* [Brief]:
Copy each line below in which the string "more" occurs.

# # # # # # #

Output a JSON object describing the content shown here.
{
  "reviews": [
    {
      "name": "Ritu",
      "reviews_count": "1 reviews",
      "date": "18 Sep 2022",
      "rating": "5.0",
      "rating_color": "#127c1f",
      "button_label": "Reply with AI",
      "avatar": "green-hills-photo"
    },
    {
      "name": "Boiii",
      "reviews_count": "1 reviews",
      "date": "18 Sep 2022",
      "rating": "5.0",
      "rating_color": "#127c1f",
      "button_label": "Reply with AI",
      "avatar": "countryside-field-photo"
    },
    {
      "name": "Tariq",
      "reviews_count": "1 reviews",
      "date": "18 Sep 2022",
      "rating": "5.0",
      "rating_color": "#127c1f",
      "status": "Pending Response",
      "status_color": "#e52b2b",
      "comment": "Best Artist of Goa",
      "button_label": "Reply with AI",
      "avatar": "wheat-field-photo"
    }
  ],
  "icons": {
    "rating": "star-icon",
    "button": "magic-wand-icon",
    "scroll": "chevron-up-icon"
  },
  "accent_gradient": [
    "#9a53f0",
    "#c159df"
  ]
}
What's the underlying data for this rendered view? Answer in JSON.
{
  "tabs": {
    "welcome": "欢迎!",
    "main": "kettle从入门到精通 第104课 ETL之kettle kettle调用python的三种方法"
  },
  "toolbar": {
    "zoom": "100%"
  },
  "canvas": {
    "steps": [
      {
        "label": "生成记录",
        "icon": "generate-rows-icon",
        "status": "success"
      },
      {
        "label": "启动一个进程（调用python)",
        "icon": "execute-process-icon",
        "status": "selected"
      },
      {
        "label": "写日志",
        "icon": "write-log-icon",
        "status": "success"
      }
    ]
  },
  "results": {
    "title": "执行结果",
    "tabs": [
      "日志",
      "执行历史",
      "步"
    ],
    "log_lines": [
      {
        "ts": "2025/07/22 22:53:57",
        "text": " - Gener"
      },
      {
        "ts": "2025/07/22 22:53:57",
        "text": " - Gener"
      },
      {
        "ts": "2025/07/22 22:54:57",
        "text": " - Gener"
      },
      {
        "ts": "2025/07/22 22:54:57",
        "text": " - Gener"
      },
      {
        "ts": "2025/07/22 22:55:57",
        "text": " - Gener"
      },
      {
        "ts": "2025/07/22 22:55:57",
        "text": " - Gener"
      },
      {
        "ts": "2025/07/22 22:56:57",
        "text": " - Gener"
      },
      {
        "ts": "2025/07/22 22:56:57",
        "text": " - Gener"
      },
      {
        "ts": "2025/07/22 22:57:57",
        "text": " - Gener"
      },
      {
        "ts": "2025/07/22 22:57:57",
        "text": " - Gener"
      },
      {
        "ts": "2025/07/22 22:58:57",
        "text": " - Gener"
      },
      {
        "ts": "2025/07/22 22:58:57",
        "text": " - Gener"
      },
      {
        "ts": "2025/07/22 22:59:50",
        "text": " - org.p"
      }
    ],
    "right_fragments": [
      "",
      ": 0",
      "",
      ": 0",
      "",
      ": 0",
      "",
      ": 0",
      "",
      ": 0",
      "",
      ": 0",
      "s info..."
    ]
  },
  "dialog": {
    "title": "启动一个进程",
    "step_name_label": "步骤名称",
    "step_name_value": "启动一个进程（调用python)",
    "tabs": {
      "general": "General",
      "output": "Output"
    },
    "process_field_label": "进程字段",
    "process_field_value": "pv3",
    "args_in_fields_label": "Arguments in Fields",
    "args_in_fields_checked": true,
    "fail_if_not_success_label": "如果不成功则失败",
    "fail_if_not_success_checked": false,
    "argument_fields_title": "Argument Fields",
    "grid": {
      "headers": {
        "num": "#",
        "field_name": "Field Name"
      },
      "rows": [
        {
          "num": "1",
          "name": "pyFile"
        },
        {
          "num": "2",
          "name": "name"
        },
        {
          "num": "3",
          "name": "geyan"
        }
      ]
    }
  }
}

# # # # # # #

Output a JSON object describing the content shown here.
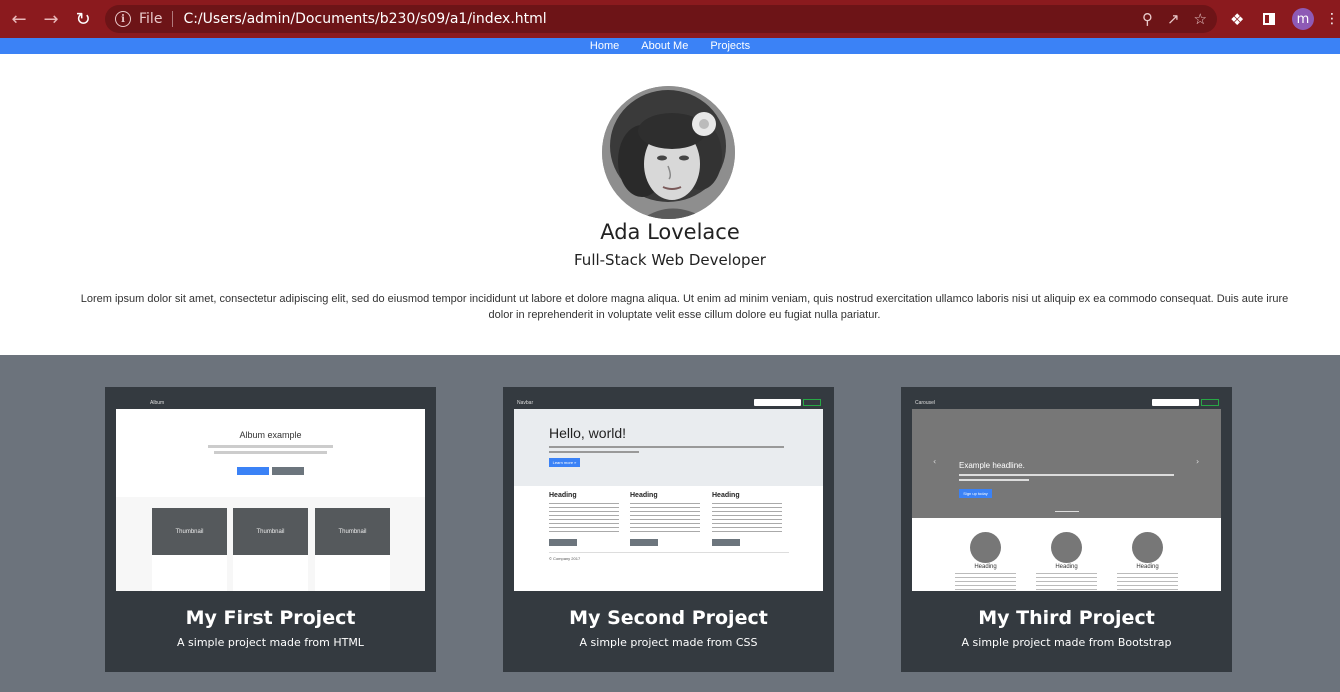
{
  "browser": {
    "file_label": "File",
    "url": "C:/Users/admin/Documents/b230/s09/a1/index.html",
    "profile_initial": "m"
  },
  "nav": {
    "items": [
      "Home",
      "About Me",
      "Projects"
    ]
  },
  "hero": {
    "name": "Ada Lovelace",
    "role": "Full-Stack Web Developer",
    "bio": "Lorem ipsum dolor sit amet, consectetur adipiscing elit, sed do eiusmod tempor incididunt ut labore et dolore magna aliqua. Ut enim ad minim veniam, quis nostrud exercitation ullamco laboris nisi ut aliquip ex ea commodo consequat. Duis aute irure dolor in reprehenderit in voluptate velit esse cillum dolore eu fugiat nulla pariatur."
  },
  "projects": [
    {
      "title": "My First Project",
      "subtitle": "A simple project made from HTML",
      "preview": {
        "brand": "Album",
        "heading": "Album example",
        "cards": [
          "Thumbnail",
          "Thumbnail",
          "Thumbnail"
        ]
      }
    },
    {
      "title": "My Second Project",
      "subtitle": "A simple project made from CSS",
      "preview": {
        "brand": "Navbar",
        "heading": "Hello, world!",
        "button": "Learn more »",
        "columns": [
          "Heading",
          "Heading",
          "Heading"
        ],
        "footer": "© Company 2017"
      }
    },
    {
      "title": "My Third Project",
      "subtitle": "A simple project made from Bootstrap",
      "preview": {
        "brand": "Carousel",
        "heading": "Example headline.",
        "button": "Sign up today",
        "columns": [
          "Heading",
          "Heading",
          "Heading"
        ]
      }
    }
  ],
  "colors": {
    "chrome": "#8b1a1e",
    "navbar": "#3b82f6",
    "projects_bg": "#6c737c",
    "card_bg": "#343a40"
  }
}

# # # # # # #

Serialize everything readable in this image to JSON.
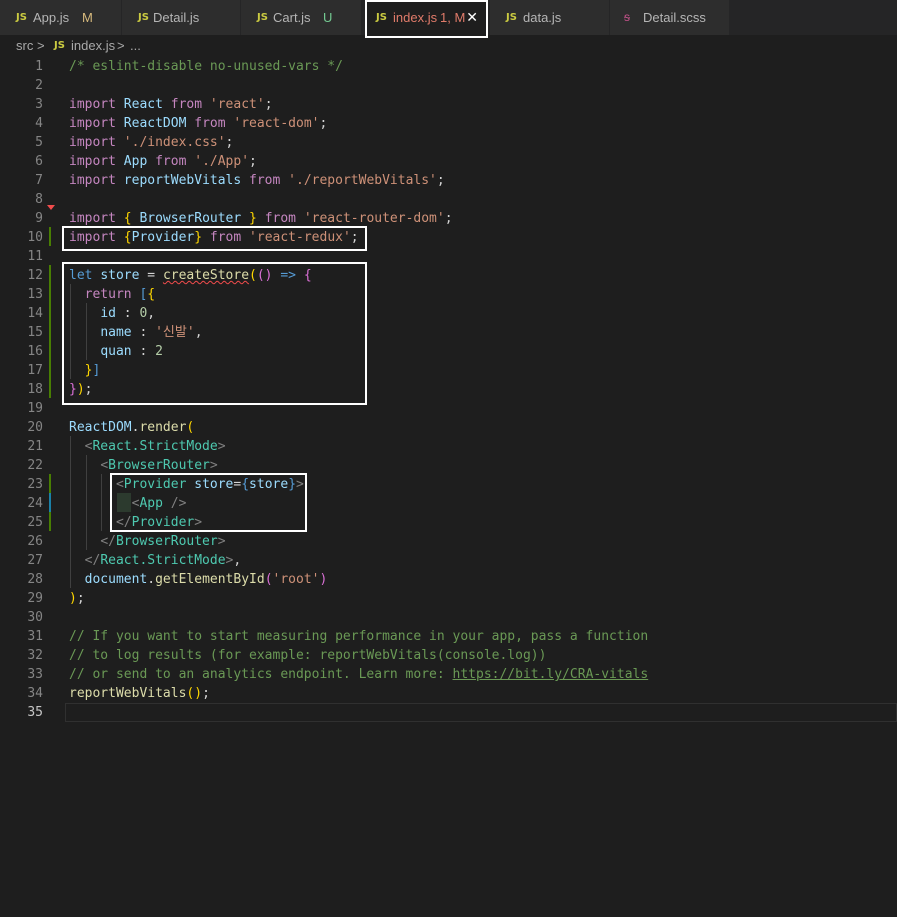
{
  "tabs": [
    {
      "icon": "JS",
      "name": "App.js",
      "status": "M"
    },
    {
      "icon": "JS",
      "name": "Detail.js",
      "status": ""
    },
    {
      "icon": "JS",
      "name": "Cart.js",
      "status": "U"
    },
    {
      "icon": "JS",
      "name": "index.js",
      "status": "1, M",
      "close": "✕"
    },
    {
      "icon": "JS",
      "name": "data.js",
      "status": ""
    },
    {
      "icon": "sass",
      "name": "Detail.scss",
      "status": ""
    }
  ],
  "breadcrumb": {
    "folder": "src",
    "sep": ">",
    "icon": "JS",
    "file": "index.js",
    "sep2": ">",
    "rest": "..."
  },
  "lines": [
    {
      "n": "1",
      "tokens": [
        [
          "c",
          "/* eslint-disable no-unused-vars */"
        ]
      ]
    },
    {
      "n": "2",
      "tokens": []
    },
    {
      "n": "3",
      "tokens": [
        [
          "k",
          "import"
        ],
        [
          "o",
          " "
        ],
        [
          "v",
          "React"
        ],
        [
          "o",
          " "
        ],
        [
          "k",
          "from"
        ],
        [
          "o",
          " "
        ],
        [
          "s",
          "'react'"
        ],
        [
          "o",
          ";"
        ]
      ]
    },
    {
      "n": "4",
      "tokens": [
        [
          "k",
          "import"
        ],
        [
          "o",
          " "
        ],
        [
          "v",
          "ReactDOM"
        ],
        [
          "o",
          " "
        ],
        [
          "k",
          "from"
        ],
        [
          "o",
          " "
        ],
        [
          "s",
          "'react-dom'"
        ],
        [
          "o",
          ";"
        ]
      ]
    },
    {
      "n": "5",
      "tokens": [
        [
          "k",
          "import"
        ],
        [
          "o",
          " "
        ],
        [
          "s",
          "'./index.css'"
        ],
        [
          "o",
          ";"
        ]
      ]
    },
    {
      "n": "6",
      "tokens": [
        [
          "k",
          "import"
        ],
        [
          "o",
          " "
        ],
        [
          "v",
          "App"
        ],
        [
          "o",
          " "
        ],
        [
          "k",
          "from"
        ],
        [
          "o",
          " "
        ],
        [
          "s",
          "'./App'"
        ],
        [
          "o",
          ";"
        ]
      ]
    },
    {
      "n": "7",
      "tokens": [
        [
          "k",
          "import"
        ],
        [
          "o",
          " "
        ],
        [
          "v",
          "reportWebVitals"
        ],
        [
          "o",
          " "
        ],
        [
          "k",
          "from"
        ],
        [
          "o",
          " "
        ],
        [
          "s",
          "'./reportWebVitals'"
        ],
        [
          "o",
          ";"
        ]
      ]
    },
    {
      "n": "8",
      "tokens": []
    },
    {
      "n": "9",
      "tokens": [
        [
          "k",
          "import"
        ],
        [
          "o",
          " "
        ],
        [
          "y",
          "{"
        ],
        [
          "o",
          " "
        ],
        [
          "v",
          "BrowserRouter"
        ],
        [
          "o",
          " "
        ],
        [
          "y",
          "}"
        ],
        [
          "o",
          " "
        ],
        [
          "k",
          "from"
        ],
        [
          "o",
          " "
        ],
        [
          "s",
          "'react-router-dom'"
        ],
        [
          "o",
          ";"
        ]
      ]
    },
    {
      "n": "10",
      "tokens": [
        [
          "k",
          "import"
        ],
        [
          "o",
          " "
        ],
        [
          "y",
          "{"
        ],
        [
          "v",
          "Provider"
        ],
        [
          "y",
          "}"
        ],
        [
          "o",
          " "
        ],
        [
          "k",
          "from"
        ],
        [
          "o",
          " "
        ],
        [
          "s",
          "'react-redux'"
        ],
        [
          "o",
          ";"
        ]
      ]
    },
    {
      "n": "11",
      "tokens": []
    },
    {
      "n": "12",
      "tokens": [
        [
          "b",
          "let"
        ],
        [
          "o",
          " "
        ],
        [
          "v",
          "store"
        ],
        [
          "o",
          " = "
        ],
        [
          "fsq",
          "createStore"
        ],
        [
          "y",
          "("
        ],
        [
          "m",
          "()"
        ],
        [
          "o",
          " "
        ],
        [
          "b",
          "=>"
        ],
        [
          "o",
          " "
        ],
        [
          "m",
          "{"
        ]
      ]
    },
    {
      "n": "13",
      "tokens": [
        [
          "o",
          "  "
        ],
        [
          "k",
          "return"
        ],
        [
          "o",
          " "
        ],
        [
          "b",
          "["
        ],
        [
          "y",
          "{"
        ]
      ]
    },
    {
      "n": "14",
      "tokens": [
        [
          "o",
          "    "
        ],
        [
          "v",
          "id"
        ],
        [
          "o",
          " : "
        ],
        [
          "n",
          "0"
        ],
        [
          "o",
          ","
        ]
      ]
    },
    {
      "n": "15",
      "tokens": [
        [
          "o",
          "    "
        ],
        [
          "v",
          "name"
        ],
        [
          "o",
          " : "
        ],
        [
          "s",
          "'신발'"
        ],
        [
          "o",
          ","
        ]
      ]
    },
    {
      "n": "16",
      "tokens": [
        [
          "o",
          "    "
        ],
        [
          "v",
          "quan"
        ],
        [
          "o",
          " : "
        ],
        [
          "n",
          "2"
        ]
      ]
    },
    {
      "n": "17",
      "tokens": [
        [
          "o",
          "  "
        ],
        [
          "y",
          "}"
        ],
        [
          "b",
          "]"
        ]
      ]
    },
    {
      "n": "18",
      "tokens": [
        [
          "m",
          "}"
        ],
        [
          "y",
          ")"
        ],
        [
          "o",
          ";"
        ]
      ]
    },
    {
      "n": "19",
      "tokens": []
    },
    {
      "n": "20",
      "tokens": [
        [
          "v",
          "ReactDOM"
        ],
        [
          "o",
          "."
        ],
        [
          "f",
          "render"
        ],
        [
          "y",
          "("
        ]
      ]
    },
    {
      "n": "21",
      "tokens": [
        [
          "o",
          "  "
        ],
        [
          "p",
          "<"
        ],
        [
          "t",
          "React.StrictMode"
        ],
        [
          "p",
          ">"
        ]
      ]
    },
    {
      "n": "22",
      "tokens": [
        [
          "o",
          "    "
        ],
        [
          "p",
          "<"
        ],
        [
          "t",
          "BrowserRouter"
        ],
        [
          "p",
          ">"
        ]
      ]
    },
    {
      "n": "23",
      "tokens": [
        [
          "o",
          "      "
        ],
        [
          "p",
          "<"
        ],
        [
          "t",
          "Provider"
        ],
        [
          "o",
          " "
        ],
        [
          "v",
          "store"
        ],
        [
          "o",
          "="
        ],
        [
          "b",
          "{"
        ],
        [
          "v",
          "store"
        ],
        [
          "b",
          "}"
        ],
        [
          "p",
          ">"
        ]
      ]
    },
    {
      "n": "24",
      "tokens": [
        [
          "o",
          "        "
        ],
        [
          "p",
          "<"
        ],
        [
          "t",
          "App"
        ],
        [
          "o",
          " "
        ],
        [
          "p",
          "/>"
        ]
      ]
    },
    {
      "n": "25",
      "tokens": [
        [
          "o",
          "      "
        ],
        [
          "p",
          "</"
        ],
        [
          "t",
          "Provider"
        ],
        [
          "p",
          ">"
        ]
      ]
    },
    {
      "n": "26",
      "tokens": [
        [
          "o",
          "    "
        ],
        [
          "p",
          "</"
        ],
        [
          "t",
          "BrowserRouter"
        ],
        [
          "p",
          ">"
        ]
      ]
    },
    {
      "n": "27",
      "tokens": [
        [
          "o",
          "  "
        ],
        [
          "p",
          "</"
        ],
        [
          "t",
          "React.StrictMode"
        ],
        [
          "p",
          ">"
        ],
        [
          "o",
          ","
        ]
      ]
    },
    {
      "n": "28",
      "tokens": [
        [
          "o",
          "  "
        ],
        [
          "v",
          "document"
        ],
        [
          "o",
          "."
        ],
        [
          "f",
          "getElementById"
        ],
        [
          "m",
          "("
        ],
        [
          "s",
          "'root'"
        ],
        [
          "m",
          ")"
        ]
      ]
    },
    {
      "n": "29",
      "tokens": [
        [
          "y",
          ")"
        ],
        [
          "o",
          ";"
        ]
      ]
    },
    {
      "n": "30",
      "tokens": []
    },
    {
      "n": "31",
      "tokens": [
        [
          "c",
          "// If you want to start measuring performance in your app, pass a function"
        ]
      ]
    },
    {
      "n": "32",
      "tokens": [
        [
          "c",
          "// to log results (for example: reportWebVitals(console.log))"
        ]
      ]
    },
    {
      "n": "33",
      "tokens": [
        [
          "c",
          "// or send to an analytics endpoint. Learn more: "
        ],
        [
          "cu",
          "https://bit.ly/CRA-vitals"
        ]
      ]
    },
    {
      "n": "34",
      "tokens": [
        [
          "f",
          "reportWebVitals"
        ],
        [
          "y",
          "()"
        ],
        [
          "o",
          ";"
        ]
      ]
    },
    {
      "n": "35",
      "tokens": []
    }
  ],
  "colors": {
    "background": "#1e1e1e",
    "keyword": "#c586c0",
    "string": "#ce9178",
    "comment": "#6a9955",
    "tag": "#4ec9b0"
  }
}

# # # # # # #

* [Solved exercise]:
        "button": "Learn more »",
          "// or send to an analytics endpoint. Learn more: "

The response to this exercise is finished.